## BEGIN Data excerpts

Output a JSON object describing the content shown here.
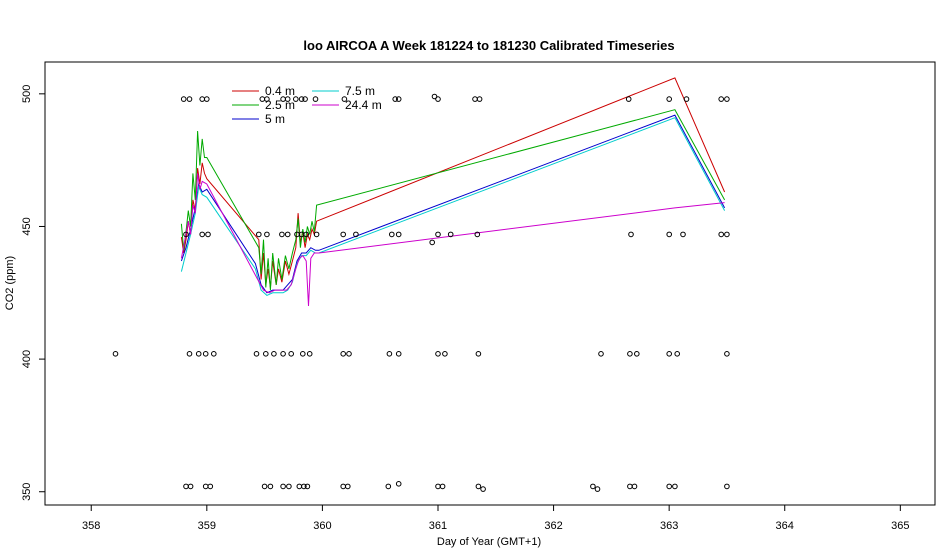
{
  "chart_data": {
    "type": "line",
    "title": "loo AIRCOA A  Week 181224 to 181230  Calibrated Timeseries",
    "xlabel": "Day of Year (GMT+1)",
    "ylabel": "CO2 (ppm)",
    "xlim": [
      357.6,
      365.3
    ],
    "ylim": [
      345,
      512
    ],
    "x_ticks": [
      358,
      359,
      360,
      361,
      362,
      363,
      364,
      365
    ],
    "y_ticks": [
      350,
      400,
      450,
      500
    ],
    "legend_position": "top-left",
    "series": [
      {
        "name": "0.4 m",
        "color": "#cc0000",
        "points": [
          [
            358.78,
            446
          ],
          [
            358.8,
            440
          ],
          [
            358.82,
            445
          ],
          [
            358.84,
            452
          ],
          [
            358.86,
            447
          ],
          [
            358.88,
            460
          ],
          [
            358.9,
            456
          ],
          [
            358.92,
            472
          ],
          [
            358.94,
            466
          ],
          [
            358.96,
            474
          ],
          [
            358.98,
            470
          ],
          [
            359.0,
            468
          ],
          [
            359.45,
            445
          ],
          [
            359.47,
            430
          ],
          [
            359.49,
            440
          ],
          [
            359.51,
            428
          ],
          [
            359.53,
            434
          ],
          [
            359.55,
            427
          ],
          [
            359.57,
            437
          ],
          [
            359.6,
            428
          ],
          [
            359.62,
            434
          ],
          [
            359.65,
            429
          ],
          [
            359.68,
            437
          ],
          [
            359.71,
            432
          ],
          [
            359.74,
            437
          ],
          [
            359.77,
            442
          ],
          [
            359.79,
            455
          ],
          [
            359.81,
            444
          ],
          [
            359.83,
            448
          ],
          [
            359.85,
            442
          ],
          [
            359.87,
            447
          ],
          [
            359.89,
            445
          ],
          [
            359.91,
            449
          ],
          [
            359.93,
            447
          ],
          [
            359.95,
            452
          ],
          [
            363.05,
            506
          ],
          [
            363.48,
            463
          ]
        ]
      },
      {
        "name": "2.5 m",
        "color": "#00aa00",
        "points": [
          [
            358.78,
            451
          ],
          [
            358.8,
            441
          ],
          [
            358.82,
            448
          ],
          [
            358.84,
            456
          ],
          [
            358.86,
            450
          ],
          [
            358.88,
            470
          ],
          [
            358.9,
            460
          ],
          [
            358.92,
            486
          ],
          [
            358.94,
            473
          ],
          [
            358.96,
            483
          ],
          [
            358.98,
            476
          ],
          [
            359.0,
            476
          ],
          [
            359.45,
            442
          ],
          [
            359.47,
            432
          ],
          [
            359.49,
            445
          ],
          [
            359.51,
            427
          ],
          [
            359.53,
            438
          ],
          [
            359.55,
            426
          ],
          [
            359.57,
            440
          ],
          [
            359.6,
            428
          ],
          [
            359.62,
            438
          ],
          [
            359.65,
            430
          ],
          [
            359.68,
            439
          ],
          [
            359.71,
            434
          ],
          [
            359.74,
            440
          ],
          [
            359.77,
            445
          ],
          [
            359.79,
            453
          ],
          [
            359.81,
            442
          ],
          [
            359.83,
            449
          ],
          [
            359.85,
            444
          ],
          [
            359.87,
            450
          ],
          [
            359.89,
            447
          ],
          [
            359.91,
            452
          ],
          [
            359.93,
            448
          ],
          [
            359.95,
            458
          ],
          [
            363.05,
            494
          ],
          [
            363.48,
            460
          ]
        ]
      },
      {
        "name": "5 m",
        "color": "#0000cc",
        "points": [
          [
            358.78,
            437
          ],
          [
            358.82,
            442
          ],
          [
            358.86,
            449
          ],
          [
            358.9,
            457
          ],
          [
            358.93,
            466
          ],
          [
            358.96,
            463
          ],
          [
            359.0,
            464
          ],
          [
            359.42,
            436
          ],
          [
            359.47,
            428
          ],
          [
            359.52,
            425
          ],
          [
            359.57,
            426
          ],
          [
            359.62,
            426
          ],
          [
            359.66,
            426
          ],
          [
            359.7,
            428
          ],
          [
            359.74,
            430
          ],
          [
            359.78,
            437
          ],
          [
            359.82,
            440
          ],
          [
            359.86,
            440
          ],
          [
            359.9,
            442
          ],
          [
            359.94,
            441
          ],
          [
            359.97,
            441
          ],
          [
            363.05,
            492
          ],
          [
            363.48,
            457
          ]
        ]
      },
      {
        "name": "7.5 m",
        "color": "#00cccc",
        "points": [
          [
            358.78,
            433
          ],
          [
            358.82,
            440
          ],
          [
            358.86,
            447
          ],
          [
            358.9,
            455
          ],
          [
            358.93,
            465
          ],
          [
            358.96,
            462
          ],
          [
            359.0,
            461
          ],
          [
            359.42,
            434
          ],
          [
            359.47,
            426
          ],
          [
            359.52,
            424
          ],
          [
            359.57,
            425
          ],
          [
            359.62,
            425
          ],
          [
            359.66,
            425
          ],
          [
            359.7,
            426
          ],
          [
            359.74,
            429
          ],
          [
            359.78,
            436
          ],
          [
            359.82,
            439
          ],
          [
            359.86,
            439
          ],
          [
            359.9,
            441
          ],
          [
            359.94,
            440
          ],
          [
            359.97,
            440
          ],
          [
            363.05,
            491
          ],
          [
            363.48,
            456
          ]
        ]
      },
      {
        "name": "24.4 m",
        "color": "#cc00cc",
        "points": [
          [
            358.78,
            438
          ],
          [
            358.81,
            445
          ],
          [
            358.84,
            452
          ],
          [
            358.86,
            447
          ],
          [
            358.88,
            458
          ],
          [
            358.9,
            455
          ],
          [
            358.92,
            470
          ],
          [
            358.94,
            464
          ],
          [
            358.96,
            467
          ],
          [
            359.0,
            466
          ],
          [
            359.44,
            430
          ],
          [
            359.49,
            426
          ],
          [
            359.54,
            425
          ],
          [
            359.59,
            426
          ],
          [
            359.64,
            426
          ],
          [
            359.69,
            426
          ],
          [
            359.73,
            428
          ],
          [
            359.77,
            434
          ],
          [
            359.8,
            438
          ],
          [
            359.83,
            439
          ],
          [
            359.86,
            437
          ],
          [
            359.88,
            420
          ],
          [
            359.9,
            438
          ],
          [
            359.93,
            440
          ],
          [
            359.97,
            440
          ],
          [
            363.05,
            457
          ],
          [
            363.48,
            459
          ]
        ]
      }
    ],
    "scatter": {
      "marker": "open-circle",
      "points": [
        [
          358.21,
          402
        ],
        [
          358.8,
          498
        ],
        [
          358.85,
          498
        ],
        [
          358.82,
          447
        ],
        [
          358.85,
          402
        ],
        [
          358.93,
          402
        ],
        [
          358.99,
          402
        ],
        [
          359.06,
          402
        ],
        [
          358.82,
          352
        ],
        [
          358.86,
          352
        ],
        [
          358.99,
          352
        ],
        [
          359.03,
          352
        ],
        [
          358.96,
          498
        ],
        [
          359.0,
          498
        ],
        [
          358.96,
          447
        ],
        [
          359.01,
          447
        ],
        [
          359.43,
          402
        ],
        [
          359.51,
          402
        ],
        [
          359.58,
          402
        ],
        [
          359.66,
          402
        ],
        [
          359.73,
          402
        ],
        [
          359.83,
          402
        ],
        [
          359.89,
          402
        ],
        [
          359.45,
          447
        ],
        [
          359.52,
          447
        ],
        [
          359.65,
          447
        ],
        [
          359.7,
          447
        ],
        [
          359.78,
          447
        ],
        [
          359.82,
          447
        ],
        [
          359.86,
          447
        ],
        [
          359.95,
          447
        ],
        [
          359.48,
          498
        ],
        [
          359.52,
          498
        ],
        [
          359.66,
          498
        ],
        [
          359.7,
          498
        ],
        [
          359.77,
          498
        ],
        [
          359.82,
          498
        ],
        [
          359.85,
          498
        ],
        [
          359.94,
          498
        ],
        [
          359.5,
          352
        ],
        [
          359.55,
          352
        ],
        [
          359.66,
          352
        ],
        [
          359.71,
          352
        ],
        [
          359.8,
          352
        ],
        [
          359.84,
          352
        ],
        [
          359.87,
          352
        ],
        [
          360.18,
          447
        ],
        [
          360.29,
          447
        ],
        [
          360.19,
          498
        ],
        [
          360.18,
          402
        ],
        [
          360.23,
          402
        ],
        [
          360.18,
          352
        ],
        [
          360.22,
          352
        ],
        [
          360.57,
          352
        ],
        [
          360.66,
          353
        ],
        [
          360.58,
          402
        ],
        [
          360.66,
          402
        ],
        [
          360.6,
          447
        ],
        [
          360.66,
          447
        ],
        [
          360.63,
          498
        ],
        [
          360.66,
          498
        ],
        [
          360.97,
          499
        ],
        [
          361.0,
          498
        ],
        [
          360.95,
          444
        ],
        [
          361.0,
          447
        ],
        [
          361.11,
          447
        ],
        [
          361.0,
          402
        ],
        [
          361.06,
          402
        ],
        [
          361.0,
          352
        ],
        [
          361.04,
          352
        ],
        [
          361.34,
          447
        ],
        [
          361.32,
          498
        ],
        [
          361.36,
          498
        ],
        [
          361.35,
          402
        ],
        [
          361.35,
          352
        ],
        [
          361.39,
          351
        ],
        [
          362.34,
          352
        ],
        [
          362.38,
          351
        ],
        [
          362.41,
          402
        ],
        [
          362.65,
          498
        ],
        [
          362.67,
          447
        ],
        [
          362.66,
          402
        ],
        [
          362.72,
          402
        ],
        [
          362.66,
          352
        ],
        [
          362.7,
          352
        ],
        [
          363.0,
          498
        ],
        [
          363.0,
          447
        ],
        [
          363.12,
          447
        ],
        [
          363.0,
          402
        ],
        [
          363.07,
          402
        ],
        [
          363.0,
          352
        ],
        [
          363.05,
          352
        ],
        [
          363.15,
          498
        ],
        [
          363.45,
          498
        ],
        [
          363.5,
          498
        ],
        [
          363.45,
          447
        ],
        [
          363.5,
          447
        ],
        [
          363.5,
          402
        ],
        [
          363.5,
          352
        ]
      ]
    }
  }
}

## END Data excerpts
## BEGIN Data excerpts

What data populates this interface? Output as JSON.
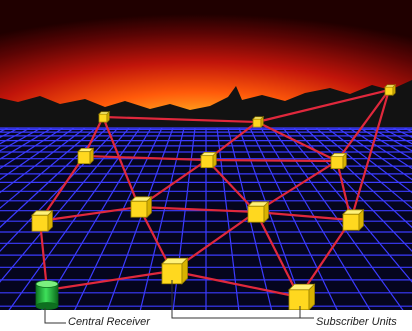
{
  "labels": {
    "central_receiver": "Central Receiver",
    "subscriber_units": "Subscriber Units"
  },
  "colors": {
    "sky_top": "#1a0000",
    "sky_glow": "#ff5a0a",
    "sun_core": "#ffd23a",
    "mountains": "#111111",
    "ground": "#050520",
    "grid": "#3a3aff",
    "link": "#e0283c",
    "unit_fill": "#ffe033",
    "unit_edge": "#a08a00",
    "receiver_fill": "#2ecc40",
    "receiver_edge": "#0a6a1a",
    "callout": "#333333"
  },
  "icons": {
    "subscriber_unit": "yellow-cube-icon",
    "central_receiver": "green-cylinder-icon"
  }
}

## END Data excerpts

_Exercise instructions_
Of all the lines in the entries, how many contain the word "Output"? Give only the number.

_Written answer_
2